_Image-based layout entries_
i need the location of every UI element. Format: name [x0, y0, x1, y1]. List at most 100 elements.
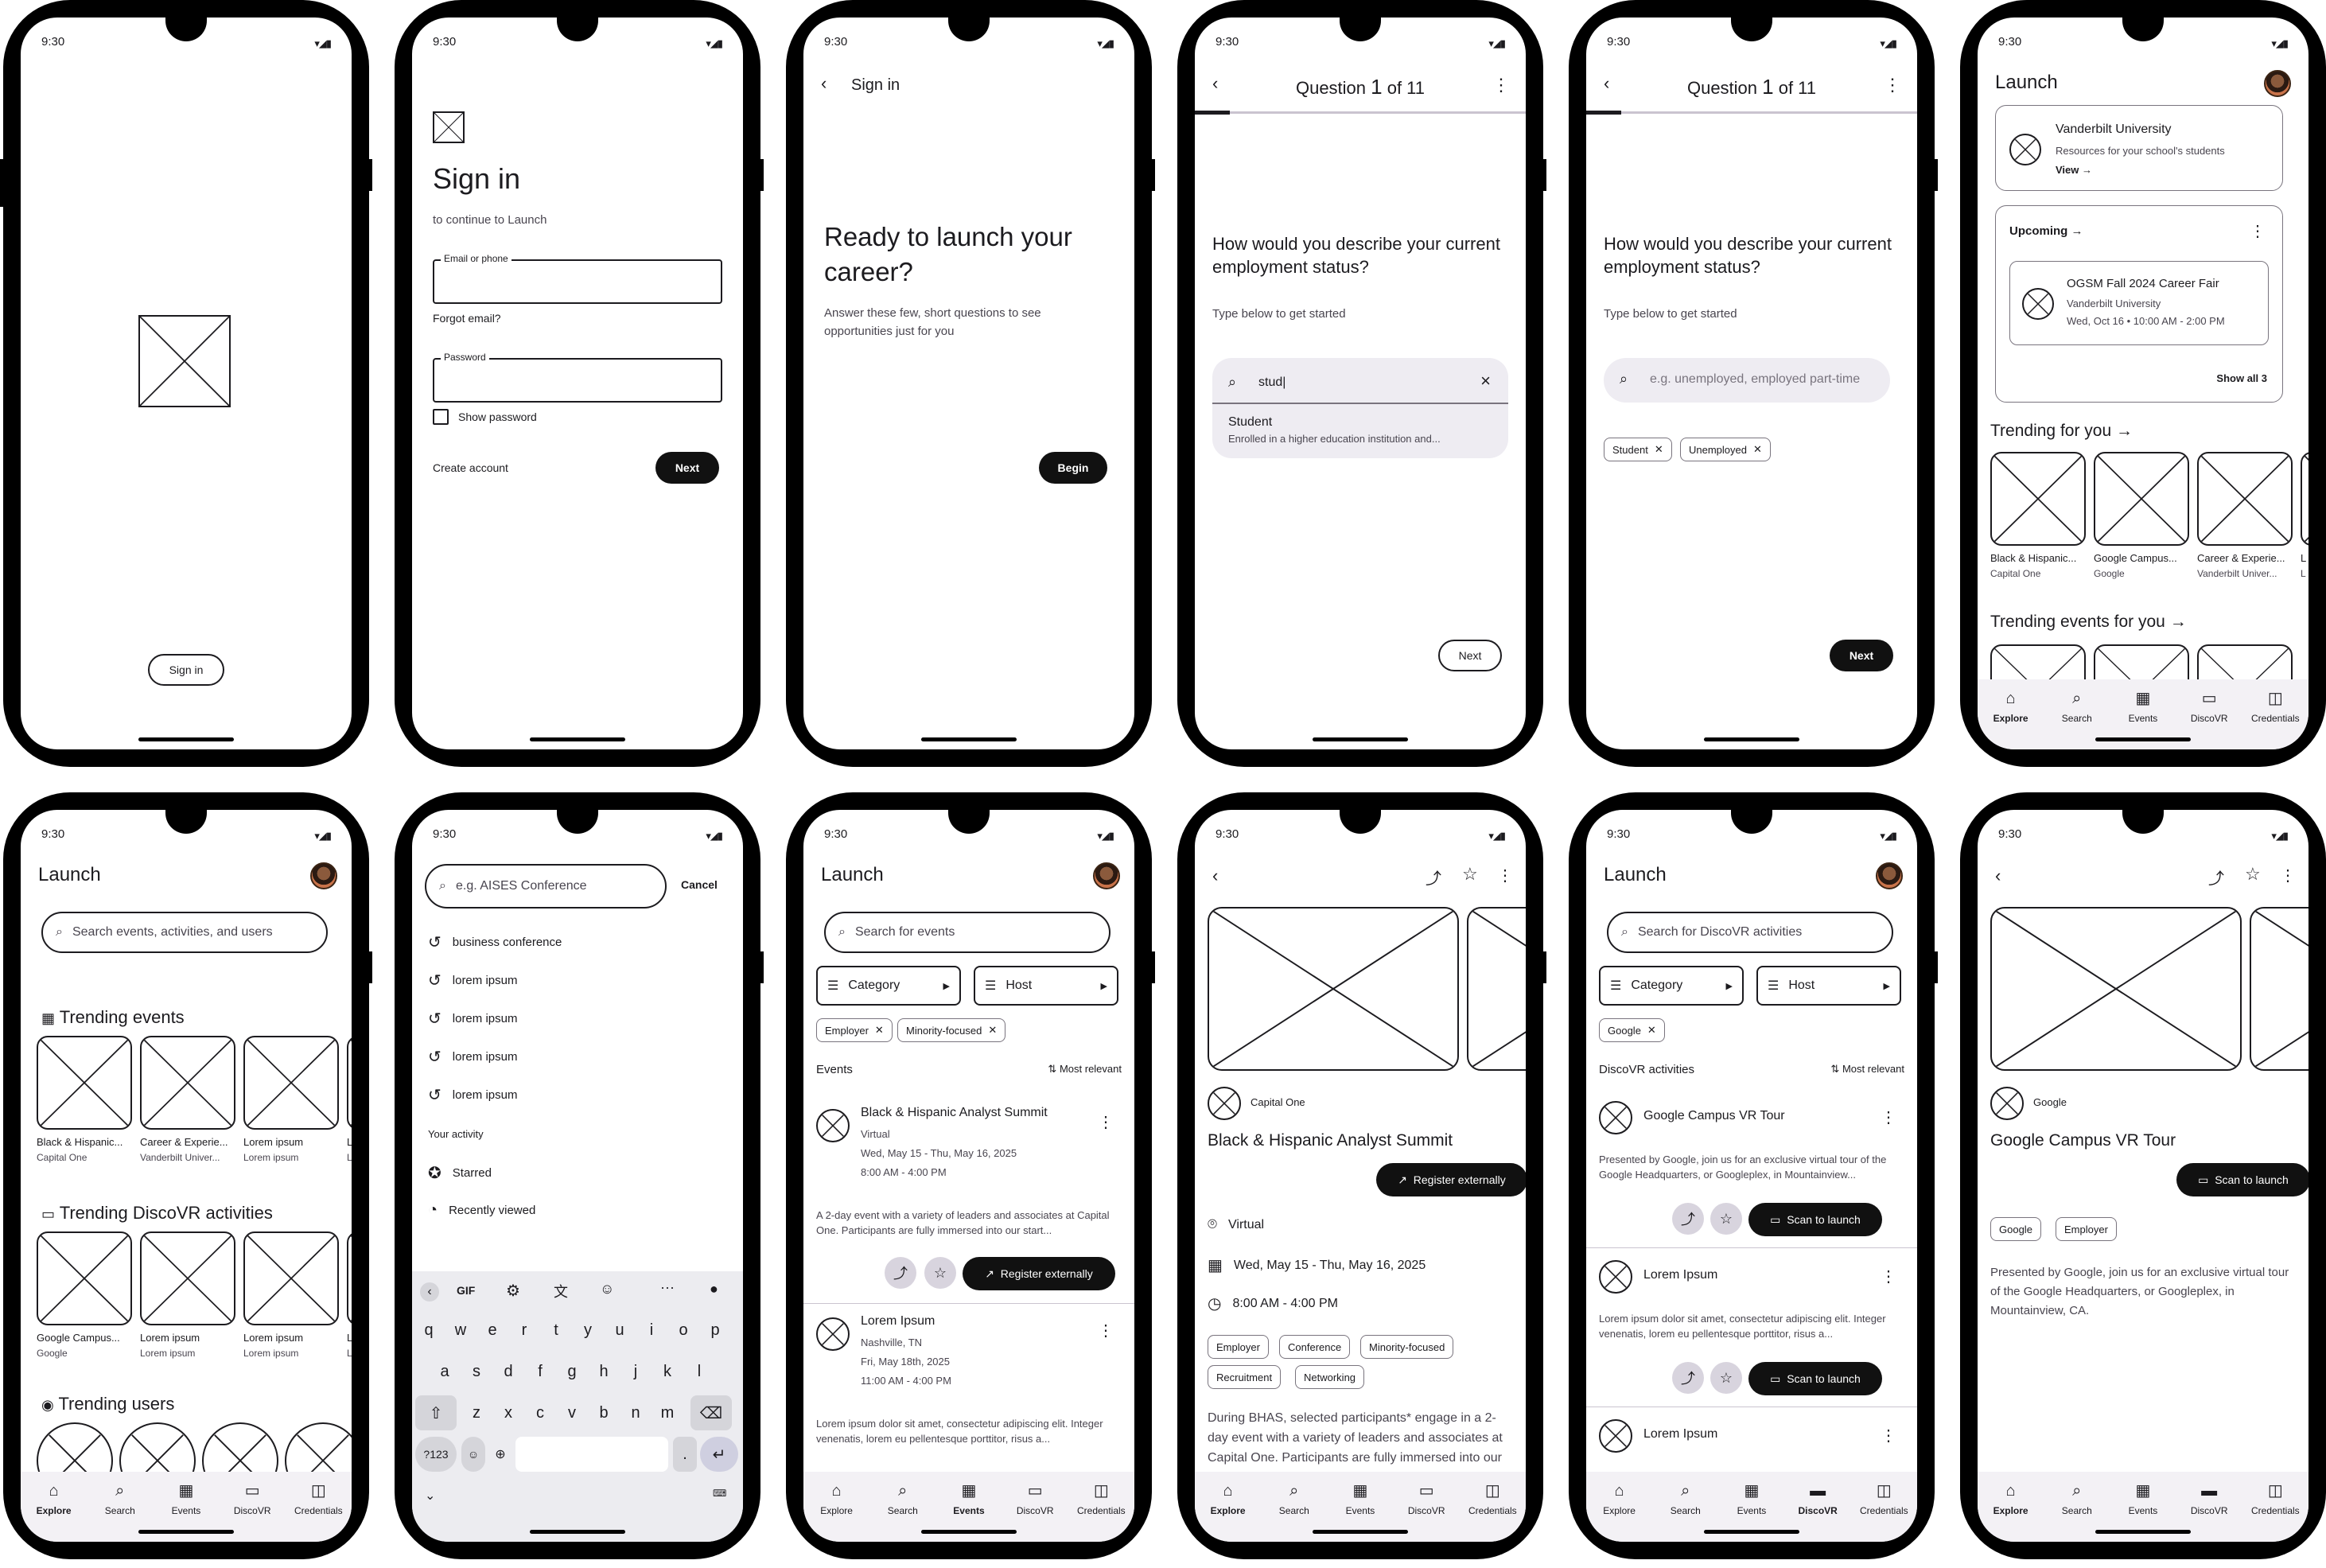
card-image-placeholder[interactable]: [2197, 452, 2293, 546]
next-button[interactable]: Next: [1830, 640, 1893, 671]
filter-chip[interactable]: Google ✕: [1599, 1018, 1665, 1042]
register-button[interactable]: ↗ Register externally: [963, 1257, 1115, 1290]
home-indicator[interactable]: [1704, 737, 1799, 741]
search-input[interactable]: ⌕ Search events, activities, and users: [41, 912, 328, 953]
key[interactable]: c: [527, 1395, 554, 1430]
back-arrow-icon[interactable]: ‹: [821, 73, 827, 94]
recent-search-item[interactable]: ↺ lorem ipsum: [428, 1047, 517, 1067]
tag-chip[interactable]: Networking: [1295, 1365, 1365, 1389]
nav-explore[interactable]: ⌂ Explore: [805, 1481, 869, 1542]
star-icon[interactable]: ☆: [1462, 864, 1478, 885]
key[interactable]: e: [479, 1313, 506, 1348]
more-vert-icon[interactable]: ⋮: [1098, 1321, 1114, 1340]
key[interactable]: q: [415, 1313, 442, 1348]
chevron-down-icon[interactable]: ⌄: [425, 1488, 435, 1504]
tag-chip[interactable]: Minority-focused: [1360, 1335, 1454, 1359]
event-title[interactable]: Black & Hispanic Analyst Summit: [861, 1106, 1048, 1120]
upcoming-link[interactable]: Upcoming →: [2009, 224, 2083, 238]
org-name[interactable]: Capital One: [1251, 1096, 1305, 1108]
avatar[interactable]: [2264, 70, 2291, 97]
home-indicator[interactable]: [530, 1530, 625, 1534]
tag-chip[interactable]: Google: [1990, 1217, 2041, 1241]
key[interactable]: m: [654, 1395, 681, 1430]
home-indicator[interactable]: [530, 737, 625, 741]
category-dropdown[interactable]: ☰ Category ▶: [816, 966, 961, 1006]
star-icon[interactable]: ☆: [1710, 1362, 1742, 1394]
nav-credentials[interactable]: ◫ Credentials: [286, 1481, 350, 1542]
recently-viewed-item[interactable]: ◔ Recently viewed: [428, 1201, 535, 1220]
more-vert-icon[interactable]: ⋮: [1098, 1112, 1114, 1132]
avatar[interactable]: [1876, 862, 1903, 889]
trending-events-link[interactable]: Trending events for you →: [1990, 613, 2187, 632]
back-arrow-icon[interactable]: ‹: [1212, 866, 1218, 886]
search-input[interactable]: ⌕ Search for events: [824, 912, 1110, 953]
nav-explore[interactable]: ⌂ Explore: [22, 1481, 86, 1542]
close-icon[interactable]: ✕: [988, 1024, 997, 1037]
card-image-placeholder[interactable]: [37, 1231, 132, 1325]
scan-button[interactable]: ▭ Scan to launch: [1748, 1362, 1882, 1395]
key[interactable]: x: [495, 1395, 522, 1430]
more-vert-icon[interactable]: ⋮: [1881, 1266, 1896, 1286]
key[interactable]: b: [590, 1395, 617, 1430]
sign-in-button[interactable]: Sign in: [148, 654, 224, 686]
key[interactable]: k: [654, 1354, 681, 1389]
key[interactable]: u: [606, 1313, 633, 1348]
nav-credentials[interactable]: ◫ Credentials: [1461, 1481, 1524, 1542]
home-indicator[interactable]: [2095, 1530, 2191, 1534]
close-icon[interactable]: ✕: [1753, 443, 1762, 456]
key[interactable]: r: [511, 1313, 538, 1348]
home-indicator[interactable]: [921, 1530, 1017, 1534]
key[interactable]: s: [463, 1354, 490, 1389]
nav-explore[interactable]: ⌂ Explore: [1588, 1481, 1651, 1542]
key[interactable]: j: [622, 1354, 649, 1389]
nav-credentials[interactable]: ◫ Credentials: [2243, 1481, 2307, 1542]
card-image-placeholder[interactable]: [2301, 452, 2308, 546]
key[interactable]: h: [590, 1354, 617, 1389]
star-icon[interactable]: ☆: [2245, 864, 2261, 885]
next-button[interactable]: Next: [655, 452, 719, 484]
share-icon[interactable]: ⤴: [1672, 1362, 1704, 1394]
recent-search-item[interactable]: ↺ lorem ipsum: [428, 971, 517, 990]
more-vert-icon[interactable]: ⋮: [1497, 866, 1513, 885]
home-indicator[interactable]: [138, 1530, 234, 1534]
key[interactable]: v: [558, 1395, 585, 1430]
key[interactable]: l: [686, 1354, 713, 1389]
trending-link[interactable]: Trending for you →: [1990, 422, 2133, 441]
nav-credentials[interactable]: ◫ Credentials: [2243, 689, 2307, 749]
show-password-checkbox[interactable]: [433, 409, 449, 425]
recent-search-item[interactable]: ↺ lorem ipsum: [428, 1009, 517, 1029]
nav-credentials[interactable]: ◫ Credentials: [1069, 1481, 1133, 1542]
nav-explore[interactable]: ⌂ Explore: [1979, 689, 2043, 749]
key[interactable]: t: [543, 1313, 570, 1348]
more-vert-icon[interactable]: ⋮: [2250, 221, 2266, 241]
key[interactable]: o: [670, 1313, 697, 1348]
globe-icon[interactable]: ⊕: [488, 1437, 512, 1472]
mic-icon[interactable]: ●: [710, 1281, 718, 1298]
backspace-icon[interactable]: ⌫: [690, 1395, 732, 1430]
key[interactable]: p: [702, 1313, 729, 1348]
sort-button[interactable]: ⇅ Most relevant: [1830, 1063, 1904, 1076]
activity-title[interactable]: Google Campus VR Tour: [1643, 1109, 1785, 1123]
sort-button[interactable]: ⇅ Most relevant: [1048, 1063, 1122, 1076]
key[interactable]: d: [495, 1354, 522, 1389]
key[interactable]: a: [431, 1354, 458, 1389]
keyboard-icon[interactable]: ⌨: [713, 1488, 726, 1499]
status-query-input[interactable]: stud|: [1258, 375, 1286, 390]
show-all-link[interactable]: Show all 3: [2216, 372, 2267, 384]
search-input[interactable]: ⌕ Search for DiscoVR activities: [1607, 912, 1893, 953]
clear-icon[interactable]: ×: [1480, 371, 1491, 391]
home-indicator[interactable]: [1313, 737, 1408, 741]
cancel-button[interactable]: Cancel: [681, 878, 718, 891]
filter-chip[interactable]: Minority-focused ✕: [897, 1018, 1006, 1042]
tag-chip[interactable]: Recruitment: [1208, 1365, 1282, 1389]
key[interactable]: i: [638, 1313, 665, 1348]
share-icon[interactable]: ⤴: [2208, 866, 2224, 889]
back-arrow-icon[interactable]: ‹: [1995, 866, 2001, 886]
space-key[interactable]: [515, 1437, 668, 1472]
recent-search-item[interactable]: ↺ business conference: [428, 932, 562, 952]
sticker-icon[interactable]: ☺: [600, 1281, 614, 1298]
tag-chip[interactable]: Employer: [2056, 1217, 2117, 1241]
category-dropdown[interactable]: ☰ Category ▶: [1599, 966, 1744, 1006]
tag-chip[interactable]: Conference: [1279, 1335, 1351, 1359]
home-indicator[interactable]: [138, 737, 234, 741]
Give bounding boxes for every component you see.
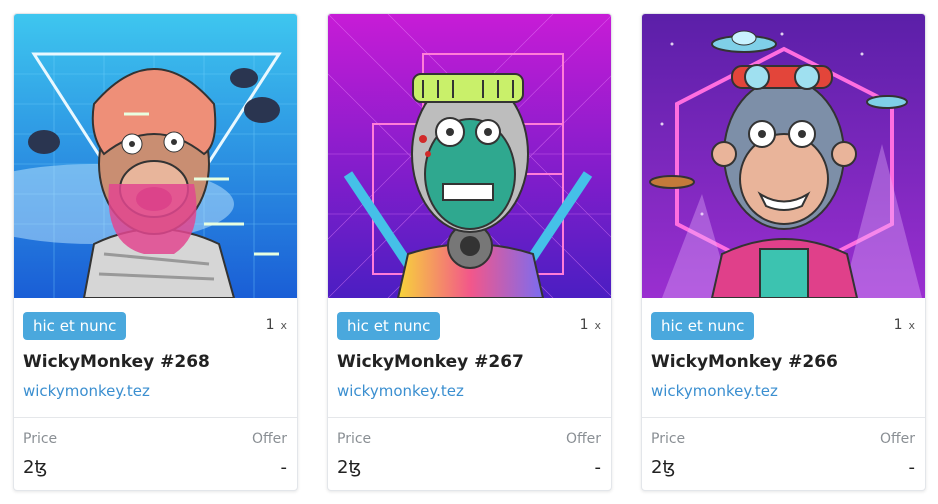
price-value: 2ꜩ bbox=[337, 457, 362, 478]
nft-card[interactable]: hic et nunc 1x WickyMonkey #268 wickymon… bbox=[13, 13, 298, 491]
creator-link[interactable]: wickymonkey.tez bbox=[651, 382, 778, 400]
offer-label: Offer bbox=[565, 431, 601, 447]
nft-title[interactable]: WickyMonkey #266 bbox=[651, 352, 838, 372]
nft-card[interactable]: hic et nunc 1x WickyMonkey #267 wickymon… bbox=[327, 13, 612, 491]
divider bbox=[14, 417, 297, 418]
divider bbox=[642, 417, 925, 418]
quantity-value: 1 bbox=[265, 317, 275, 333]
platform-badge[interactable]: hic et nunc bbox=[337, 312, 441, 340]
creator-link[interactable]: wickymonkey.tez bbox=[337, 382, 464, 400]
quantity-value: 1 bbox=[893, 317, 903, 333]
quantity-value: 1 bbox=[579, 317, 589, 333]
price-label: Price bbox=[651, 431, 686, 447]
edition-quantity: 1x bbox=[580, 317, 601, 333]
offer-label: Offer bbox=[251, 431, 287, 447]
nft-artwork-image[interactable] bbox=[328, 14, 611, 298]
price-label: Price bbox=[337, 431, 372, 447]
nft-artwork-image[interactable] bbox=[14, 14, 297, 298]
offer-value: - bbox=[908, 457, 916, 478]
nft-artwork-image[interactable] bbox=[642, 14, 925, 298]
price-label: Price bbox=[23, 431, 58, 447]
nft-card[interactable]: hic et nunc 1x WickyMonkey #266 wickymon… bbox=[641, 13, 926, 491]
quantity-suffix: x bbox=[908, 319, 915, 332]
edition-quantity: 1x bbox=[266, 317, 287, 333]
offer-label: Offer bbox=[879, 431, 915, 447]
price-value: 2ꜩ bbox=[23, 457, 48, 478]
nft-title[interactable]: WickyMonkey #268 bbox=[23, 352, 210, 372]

_THE EXERCISE_
Please reproduce the stretch of the listing from the line containing "card-image-placeholder[interactable]: [2197, 452, 2293, 546]" through the line containing "nav-explore[interactable]: ⌂ Explore: [22, 1481, 86, 1542]", switching every "tag-chip" to "label-chip" and keeping everything else unchanged. Return only those lines.

_WRITTEN SOLUTION_
card-image-placeholder[interactable]: [2197, 452, 2293, 546]
next-button[interactable]: Next: [1830, 640, 1893, 671]
filter-chip[interactable]: Google ✕: [1599, 1018, 1665, 1042]
register-button[interactable]: ↗ Register externally: [963, 1257, 1115, 1290]
home-indicator[interactable]: [1704, 737, 1799, 741]
search-input[interactable]: ⌕ Search events, activities, and users: [41, 912, 328, 953]
key[interactable]: c: [527, 1395, 554, 1430]
back-arrow-icon[interactable]: ‹: [821, 73, 827, 94]
recent-search-item[interactable]: ↺ lorem ipsum: [428, 1047, 517, 1067]
label-chip[interactable]: Networking: [1295, 1365, 1365, 1389]
nav-explore[interactable]: ⌂ Explore: [805, 1481, 869, 1542]
star-icon[interactable]: ☆: [1462, 864, 1478, 885]
key[interactable]: e: [479, 1313, 506, 1348]
more-vert-icon[interactable]: ⋮: [1098, 1321, 1114, 1340]
key[interactable]: q: [415, 1313, 442, 1348]
chevron-down-icon[interactable]: ⌄: [425, 1488, 435, 1504]
label-chip[interactable]: Minority-focused: [1360, 1335, 1454, 1359]
event-title[interactable]: Black & Hispanic Analyst Summit: [861, 1106, 1048, 1120]
upcoming-link[interactable]: Upcoming →: [2009, 224, 2083, 238]
org-name[interactable]: Capital One: [1251, 1096, 1305, 1108]
avatar[interactable]: [2264, 70, 2291, 97]
home-indicator[interactable]: [530, 1530, 625, 1534]
label-chip[interactable]: Google: [1990, 1217, 2041, 1241]
key[interactable]: m: [654, 1395, 681, 1430]
home-indicator[interactable]: [530, 737, 625, 741]
category-dropdown[interactable]: ☰ Category ▶: [816, 966, 961, 1006]
star-icon[interactable]: ☆: [1710, 1362, 1742, 1394]
nav-credentials[interactable]: ◫ Credentials: [286, 1481, 350, 1542]
recently-viewed-item[interactable]: ◔ Recently viewed: [428, 1201, 535, 1220]
more-vert-icon[interactable]: ⋮: [1098, 1112, 1114, 1132]
avatar[interactable]: [1876, 862, 1903, 889]
trending-events-link[interactable]: Trending events for you →: [1990, 613, 2187, 632]
back-arrow-icon[interactable]: ‹: [1212, 866, 1218, 886]
search-input[interactable]: ⌕ Search for events: [824, 912, 1110, 953]
nav-explore[interactable]: ⌂ Explore: [22, 1481, 86, 1542]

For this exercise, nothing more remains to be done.